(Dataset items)
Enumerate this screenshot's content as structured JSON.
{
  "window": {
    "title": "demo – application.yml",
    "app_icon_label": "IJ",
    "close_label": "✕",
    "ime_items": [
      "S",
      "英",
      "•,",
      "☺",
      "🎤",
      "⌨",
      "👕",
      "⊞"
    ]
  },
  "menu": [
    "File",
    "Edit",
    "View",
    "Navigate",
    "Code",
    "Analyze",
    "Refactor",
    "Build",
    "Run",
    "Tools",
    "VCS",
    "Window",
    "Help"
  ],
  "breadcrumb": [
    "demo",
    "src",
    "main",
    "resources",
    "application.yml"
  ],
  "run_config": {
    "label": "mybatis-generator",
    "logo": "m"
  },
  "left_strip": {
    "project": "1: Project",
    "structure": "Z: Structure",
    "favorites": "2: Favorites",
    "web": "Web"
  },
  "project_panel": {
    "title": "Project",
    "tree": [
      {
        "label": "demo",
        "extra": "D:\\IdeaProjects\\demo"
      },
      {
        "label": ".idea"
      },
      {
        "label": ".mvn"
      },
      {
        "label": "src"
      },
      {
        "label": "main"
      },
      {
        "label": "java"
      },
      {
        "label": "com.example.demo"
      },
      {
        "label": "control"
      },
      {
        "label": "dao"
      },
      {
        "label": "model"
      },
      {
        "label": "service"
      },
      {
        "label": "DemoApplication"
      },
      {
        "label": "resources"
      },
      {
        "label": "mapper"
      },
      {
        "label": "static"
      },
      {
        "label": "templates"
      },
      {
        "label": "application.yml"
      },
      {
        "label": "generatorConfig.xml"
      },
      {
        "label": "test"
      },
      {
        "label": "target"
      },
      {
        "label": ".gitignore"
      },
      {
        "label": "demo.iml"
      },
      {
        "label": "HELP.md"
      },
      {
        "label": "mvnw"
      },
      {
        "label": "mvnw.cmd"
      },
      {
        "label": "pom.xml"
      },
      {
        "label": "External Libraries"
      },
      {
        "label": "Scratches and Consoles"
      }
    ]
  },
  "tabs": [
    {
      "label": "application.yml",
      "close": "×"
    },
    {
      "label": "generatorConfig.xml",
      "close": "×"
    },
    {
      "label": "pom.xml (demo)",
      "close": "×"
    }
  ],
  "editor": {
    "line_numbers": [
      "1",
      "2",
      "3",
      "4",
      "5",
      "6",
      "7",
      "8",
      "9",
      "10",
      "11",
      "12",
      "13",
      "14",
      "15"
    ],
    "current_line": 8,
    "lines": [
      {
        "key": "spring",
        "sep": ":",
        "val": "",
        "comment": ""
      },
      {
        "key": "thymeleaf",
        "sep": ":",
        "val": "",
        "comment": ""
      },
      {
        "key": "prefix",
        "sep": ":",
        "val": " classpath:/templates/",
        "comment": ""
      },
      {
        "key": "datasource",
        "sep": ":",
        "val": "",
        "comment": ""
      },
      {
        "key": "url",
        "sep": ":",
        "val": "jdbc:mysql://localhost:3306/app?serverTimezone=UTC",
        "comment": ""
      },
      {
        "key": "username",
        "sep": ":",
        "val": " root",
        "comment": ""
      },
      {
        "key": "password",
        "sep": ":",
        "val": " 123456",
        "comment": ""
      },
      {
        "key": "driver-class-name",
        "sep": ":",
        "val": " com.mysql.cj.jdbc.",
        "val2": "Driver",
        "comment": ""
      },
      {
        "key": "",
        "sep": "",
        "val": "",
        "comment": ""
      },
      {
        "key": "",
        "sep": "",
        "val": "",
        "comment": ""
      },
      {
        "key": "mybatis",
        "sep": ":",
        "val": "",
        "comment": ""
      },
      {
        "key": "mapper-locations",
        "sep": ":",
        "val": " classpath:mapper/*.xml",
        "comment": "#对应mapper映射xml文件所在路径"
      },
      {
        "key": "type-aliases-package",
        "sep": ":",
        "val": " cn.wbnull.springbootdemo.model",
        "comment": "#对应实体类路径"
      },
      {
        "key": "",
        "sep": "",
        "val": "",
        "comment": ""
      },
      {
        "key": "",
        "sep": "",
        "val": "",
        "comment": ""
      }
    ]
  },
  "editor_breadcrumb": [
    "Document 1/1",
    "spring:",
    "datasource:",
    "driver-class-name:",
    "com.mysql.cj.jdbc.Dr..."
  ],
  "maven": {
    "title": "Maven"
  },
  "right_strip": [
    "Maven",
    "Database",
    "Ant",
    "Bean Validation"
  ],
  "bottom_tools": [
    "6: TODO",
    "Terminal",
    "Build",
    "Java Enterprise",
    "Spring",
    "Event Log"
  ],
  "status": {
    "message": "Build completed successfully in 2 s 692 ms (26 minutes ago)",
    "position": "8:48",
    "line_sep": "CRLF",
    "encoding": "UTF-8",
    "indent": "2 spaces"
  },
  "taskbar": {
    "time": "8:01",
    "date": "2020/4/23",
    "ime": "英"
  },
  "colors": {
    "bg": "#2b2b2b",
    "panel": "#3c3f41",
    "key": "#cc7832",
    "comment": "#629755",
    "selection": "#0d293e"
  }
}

**Instruction**
Write the listing out again, exactly as shown above.

**Result of the task**
Enumerate this screenshot's content as structured JSON.
{
  "window": {
    "title": "demo – application.yml",
    "app_icon_label": "IJ",
    "close_label": "✕",
    "ime_items": [
      "S",
      "英",
      "•,",
      "☺",
      "🎤",
      "⌨",
      "👕",
      "⊞"
    ]
  },
  "menu": [
    "File",
    "Edit",
    "View",
    "Navigate",
    "Code",
    "Analyze",
    "Refactor",
    "Build",
    "Run",
    "Tools",
    "VCS",
    "Window",
    "Help"
  ],
  "breadcrumb": [
    "demo",
    "src",
    "main",
    "resources",
    "application.yml"
  ],
  "run_config": {
    "label": "mybatis-generator",
    "logo": "m"
  },
  "left_strip": {
    "project": "1: Project",
    "structure": "Z: Structure",
    "favorites": "2: Favorites",
    "web": "Web"
  },
  "project_panel": {
    "title": "Project",
    "tree": [
      {
        "label": "demo",
        "extra": "D:\\IdeaProjects\\demo"
      },
      {
        "label": ".idea"
      },
      {
        "label": ".mvn"
      },
      {
        "label": "src"
      },
      {
        "label": "main"
      },
      {
        "label": "java"
      },
      {
        "label": "com.example.demo"
      },
      {
        "label": "control"
      },
      {
        "label": "dao"
      },
      {
        "label": "model"
      },
      {
        "label": "service"
      },
      {
        "label": "DemoApplication"
      },
      {
        "label": "resources"
      },
      {
        "label": "mapper"
      },
      {
        "label": "static"
      },
      {
        "label": "templates"
      },
      {
        "label": "application.yml"
      },
      {
        "label": "generatorConfig.xml"
      },
      {
        "label": "test"
      },
      {
        "label": "target"
      },
      {
        "label": ".gitignore"
      },
      {
        "label": "demo.iml"
      },
      {
        "label": "HELP.md"
      },
      {
        "label": "mvnw"
      },
      {
        "label": "mvnw.cmd"
      },
      {
        "label": "pom.xml"
      },
      {
        "label": "External Libraries"
      },
      {
        "label": "Scratches and Consoles"
      }
    ]
  },
  "tabs": [
    {
      "label": "application.yml",
      "close": "×"
    },
    {
      "label": "generatorConfig.xml",
      "close": "×"
    },
    {
      "label": "pom.xml (demo)",
      "close": "×"
    }
  ],
  "editor": {
    "line_numbers": [
      "1",
      "2",
      "3",
      "4",
      "5",
      "6",
      "7",
      "8",
      "9",
      "10",
      "11",
      "12",
      "13",
      "14",
      "15"
    ],
    "current_line": 8,
    "lines": [
      {
        "key": "spring",
        "sep": ":",
        "val": "",
        "comment": ""
      },
      {
        "key": "thymeleaf",
        "sep": ":",
        "val": "",
        "comment": ""
      },
      {
        "key": "prefix",
        "sep": ":",
        "val": " classpath:/templates/",
        "comment": ""
      },
      {
        "key": "datasource",
        "sep": ":",
        "val": "",
        "comment": ""
      },
      {
        "key": "url",
        "sep": ":",
        "val": "jdbc:mysql://localhost:3306/app?serverTimezone=UTC",
        "comment": ""
      },
      {
        "key": "username",
        "sep": ":",
        "val": " root",
        "comment": ""
      },
      {
        "key": "password",
        "sep": ":",
        "val": " 123456",
        "comment": ""
      },
      {
        "key": "driver-class-name",
        "sep": ":",
        "val": " com.mysql.cj.jdbc.",
        "val2": "Driver",
        "comment": ""
      },
      {
        "key": "",
        "sep": "",
        "val": "",
        "comment": ""
      },
      {
        "key": "",
        "sep": "",
        "val": "",
        "comment": ""
      },
      {
        "key": "mybatis",
        "sep": ":",
        "val": "",
        "comment": ""
      },
      {
        "key": "mapper-locations",
        "sep": ":",
        "val": " classpath:mapper/*.xml",
        "comment": "#对应mapper映射xml文件所在路径"
      },
      {
        "key": "type-aliases-package",
        "sep": ":",
        "val": " cn.wbnull.springbootdemo.model",
        "comment": "#对应实体类路径"
      },
      {
        "key": "",
        "sep": "",
        "val": "",
        "comment": ""
      },
      {
        "key": "",
        "sep": "",
        "val": "",
        "comment": ""
      }
    ]
  },
  "editor_breadcrumb": [
    "Document 1/1",
    "spring:",
    "datasource:",
    "driver-class-name:",
    "com.mysql.cj.jdbc.Dr..."
  ],
  "maven": {
    "title": "Maven"
  },
  "right_strip": [
    "Maven",
    "Database",
    "Ant",
    "Bean Validation"
  ],
  "bottom_tools": [
    "6: TODO",
    "Terminal",
    "Build",
    "Java Enterprise",
    "Spring",
    "Event Log"
  ],
  "status": {
    "message": "Build completed successfully in 2 s 692 ms (26 minutes ago)",
    "position": "8:48",
    "line_sep": "CRLF",
    "encoding": "UTF-8",
    "indent": "2 spaces"
  },
  "taskbar": {
    "time": "8:01",
    "date": "2020/4/23",
    "ime": "英"
  },
  "colors": {
    "bg": "#2b2b2b",
    "panel": "#3c3f41",
    "key": "#cc7832",
    "comment": "#629755",
    "selection": "#0d293e"
  }
}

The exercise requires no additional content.